▶ The exercise
Copy the lines below as they are; omit the images they contain.

[Stored entries]
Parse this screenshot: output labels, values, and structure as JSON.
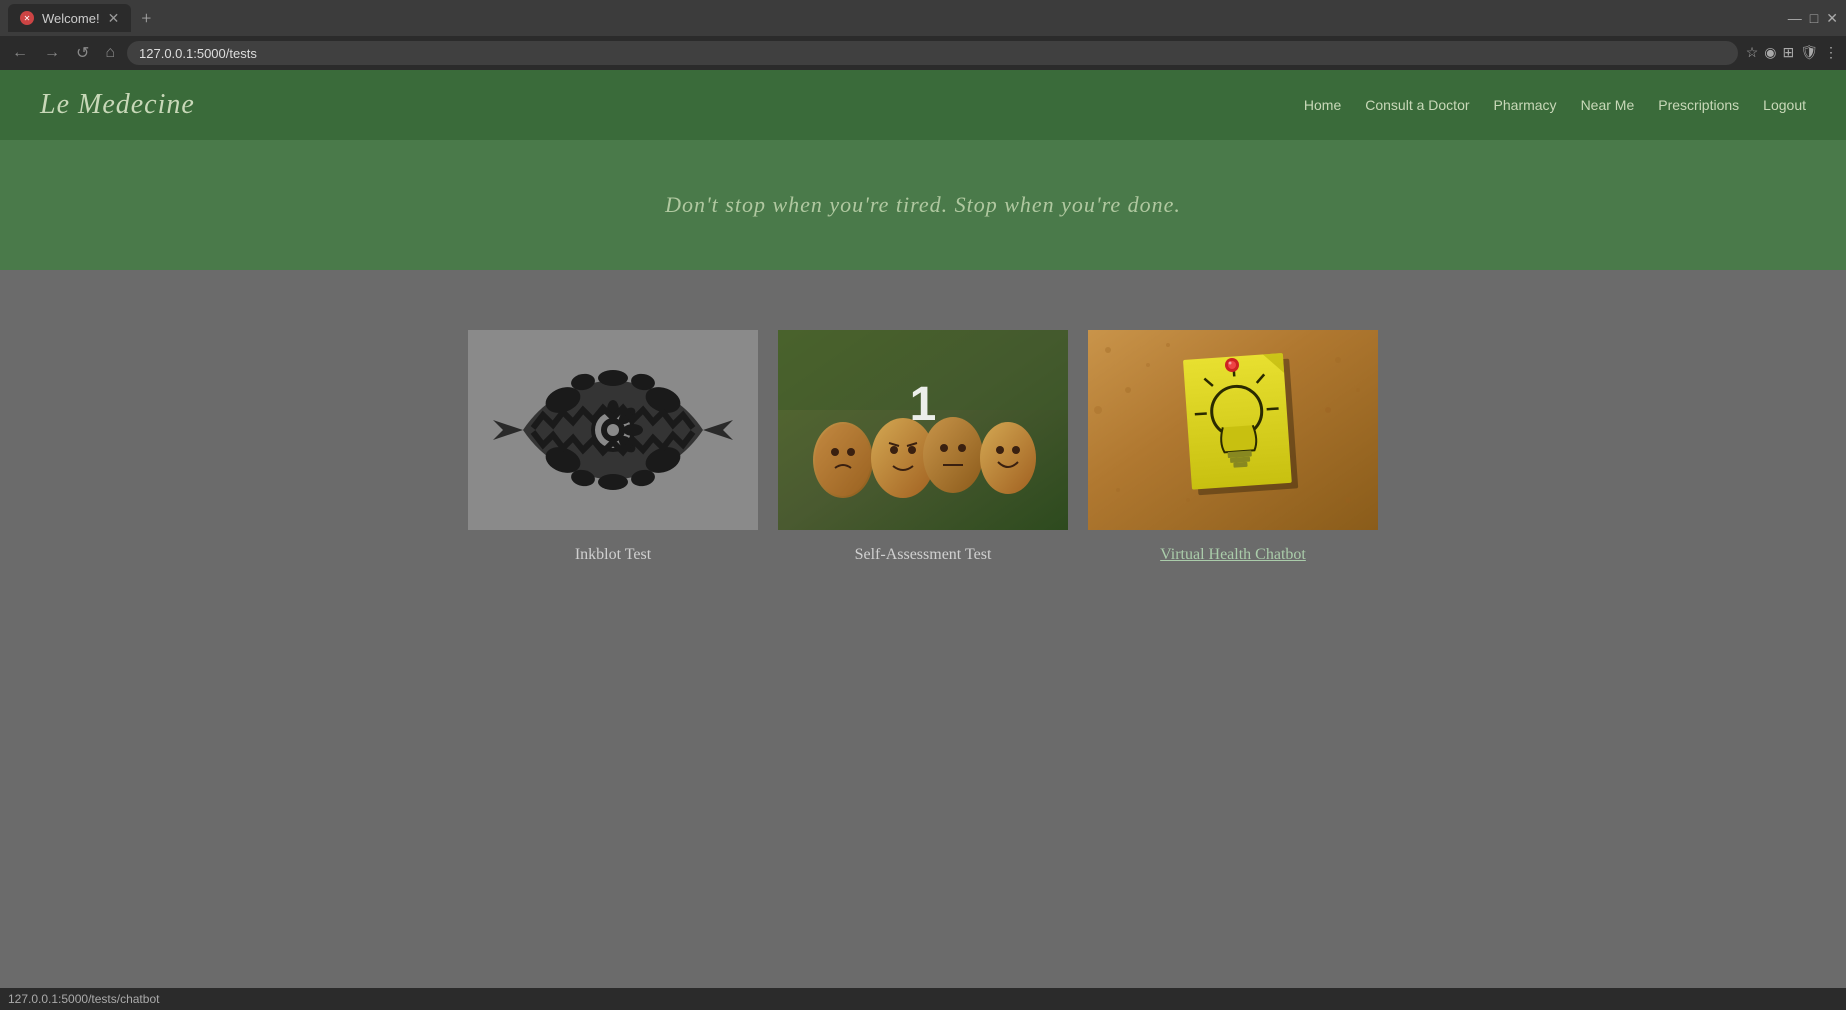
{
  "browser": {
    "tab_title": "Welcome!",
    "tab_favicon": "⊗",
    "url": "127.0.0.1:5000/tests",
    "status_url": "127.0.0.1:5000/tests/chatbot"
  },
  "navbar": {
    "brand": "Le Medecine",
    "links": [
      {
        "label": "Home",
        "href": "#"
      },
      {
        "label": "Consult a Doctor",
        "href": "#"
      },
      {
        "label": "Pharmacy",
        "href": "#"
      },
      {
        "label": "Near Me",
        "href": "#"
      },
      {
        "label": "Prescriptions",
        "href": "#"
      },
      {
        "label": "Logout",
        "href": "#"
      }
    ]
  },
  "hero": {
    "quote": "Don't stop when you're tired. Stop when you're done."
  },
  "cards": [
    {
      "id": "inkblot",
      "label": "Inkblot Test",
      "is_link": false
    },
    {
      "id": "self-assessment",
      "label": "Self-Assessment Test",
      "badge": "1",
      "is_link": false
    },
    {
      "id": "virtual-chatbot",
      "label": "Virtual Health Chatbot",
      "is_link": true
    }
  ],
  "icons": {
    "lightbulb": "💡",
    "back_arrow": "←",
    "forward_arrow": "→",
    "reload": "↺",
    "home": "⌂",
    "star": "☆",
    "extensions": "⊞",
    "profile": "◉",
    "menu": "⋮"
  }
}
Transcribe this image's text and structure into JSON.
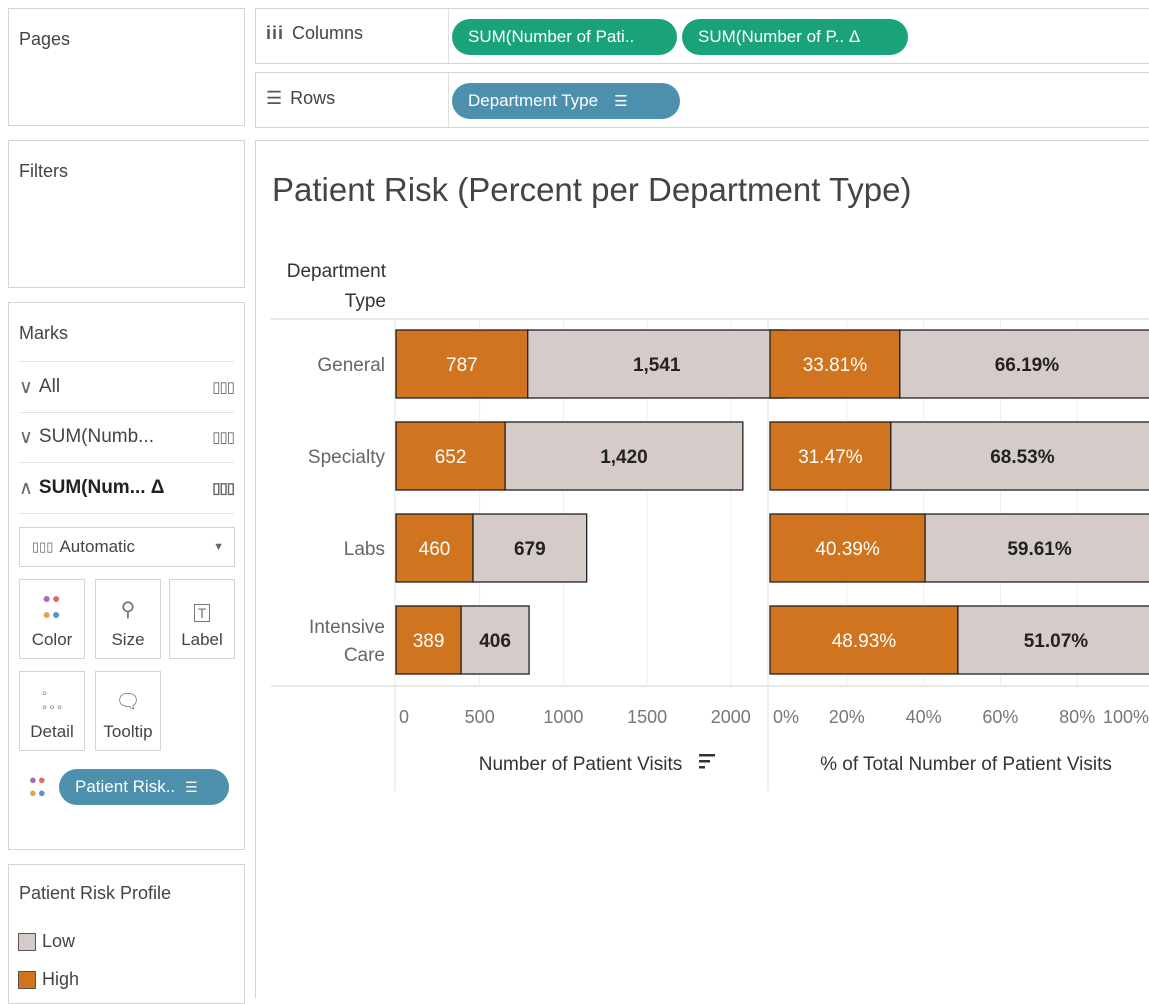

▶ Written solution
Parse this screenshot: output labels, values, and structure as JSON.
{
  "browser": {
    "tab_title": "Welcome!",
    "tab_favicon": "⊗",
    "url": "127.0.0.1:5000/tests",
    "status_url": "127.0.0.1:5000/tests/chatbot"
  },
  "navbar": {
    "brand": "Le Medecine",
    "links": [
      {
        "label": "Home",
        "href": "#"
      },
      {
        "label": "Consult a Doctor",
        "href": "#"
      },
      {
        "label": "Pharmacy",
        "href": "#"
      },
      {
        "label": "Near Me",
        "href": "#"
      },
      {
        "label": "Prescriptions",
        "href": "#"
      },
      {
        "label": "Logout",
        "href": "#"
      }
    ]
  },
  "hero": {
    "quote": "Don't stop when you're tired. Stop when you're done."
  },
  "cards": [
    {
      "id": "inkblot",
      "label": "Inkblot Test",
      "is_link": false
    },
    {
      "id": "self-assessment",
      "label": "Self-Assessment Test",
      "badge": "1",
      "is_link": false
    },
    {
      "id": "virtual-chatbot",
      "label": "Virtual Health Chatbot",
      "is_link": true
    }
  ],
  "icons": {
    "lightbulb": "💡",
    "back_arrow": "←",
    "forward_arrow": "→",
    "reload": "↺",
    "home": "⌂",
    "star": "☆",
    "extensions": "⊞",
    "profile": "◉",
    "menu": "⋮"
  }
}
Transcribe this image's text and structure into JSON.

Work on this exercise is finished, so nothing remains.